MATERIAL FOR THIS EXERCISE |
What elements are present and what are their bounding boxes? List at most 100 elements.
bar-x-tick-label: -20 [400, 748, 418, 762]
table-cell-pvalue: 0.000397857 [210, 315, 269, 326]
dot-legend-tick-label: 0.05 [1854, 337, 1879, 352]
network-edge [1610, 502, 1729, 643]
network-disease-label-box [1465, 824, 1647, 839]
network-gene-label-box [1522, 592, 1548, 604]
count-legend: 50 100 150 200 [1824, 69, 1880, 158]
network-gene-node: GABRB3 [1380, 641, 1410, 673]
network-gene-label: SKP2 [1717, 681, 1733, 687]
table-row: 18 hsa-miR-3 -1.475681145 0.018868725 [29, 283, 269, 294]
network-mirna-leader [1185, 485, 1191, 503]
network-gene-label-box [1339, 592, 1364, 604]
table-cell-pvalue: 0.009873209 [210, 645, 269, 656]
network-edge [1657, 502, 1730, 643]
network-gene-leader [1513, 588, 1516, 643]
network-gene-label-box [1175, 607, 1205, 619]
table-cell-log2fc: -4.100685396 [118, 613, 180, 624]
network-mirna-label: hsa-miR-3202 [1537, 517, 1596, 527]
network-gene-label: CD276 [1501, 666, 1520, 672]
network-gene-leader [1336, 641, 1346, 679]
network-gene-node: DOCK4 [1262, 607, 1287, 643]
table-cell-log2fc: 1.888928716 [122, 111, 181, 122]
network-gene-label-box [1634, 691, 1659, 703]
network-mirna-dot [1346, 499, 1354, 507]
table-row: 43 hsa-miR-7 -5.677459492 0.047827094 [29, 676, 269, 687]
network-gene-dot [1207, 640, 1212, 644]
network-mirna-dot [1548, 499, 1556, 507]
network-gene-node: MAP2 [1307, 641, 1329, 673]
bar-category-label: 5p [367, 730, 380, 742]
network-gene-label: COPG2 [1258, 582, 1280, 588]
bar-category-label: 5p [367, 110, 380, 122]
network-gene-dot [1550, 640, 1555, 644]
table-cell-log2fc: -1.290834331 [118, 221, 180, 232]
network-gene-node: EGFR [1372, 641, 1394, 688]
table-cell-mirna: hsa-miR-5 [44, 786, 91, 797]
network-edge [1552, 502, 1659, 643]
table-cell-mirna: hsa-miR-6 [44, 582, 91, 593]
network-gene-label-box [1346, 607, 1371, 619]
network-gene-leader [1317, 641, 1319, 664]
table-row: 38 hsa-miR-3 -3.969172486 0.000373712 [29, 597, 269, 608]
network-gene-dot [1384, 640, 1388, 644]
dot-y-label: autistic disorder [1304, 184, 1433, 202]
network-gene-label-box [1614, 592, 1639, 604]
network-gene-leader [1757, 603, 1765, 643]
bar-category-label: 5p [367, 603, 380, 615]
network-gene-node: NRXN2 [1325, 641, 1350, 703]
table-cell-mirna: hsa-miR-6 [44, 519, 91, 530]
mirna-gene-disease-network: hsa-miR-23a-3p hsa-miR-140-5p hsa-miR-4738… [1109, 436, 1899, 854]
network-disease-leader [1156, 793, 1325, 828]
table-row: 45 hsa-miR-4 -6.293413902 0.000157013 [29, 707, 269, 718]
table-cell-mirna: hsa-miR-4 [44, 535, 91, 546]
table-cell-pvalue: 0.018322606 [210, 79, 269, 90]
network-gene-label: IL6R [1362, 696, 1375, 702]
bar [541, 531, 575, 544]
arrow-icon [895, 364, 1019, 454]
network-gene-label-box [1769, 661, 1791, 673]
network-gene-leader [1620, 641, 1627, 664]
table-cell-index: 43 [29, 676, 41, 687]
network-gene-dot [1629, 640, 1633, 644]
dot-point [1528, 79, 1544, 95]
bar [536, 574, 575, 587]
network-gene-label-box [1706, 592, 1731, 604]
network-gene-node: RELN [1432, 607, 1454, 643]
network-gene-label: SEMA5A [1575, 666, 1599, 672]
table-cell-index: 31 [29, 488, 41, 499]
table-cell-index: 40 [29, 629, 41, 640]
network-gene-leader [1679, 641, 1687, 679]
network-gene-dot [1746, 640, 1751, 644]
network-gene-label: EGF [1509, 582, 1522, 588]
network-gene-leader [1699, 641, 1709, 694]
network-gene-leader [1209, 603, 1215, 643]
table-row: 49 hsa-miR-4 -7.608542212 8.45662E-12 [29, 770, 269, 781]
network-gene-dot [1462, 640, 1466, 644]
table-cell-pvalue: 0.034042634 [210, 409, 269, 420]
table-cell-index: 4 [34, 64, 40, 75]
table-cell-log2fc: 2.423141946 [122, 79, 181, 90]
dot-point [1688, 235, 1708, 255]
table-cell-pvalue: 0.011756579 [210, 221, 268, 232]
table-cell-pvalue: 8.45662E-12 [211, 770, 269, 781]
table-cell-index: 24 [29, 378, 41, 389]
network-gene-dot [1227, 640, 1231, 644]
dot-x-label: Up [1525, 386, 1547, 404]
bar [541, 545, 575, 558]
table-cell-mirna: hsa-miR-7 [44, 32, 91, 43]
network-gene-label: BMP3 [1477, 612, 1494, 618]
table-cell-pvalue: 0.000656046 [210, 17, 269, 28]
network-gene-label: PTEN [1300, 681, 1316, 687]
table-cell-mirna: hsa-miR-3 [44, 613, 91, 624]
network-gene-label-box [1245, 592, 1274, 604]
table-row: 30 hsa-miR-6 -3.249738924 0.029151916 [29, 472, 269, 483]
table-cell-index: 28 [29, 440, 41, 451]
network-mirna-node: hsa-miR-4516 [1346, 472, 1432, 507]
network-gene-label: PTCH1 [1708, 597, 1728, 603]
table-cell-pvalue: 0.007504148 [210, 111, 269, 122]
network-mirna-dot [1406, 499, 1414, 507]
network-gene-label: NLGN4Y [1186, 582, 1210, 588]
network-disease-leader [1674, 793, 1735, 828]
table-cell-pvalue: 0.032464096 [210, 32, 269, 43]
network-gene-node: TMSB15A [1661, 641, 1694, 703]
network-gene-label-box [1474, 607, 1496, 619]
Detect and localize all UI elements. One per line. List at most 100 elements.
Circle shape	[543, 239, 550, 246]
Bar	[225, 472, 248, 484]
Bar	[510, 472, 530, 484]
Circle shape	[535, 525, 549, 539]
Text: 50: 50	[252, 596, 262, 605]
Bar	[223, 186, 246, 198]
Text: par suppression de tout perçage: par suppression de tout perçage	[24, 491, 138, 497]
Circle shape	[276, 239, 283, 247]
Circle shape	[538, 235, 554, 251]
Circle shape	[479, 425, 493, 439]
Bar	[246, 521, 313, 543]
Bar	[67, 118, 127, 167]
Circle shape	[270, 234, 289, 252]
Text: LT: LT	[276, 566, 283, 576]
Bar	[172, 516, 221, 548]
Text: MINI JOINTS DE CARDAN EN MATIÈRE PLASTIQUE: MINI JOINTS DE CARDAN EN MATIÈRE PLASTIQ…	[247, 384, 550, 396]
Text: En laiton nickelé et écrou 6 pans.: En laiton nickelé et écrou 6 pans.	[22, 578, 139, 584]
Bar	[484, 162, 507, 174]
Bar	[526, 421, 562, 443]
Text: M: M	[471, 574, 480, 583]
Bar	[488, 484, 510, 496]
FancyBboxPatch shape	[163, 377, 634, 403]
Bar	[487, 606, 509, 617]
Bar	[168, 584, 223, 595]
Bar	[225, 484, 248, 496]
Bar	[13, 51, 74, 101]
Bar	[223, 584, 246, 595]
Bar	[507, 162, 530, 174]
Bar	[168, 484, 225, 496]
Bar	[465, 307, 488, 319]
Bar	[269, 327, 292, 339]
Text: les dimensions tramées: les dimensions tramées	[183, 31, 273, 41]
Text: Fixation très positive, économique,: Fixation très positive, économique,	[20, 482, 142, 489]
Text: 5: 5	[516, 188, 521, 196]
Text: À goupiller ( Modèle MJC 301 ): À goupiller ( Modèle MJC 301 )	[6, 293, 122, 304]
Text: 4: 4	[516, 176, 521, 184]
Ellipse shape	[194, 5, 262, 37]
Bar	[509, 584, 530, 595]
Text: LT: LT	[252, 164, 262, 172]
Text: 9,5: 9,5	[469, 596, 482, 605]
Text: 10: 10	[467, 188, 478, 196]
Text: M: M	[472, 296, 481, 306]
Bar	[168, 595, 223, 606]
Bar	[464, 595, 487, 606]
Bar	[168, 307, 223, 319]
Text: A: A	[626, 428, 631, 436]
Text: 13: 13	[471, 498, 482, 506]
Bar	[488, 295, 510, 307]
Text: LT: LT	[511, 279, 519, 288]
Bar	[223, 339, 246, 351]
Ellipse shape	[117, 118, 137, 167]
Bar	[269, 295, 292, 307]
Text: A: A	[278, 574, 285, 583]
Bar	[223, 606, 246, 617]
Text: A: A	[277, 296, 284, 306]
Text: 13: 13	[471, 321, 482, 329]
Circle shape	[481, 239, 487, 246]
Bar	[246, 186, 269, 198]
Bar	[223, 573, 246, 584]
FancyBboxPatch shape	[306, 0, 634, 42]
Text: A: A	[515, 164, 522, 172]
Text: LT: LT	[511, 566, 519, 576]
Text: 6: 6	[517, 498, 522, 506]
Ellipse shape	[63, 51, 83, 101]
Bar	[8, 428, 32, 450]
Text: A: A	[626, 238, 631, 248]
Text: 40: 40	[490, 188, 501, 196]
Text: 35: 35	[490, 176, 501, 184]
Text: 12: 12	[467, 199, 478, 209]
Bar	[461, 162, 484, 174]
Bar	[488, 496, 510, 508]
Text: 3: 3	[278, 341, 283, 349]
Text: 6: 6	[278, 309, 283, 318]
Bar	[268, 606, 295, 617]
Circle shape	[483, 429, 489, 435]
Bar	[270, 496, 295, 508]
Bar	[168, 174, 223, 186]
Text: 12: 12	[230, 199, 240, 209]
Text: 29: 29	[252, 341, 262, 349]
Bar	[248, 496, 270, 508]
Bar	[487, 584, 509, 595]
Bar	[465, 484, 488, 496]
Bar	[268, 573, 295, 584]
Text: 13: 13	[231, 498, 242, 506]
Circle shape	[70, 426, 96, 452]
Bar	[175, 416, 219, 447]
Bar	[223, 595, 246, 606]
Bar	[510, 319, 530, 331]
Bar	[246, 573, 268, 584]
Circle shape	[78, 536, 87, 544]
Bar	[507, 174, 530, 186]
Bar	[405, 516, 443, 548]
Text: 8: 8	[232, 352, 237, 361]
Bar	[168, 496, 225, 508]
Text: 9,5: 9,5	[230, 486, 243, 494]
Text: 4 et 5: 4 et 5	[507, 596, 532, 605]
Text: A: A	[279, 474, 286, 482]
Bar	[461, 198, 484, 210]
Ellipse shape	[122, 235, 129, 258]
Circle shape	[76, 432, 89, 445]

AIM OF THE EXERCISE | Rewrite the part of the data that runs from the first line through the line containing "network-mirna-leader [1185, 485, 1191, 503]", replacing "table-cell-pvalue" with "table-cell-p-value" and leaving everything else unchanged.

EXERCISE RESULT |
What elements are present and what are their bounding boxes? List at most 100 elements.
bar-x-tick-label: -20 [400, 748, 418, 762]
table-cell-p-value: 0.000397857 [210, 315, 269, 326]
dot-legend-tick-label: 0.05 [1854, 337, 1879, 352]
network-edge [1610, 502, 1729, 643]
network-disease-label-box [1465, 824, 1647, 839]
network-gene-label-box [1522, 592, 1548, 604]
count-legend: 50 100 150 200 [1824, 69, 1880, 158]
network-gene-node: GABRB3 [1380, 641, 1410, 673]
network-gene-label: SKP2 [1717, 681, 1733, 687]
table-row: 18 hsa-miR-3 -1.475681145 0.018868725 [29, 283, 269, 294]
network-mirna-leader [1185, 485, 1191, 503]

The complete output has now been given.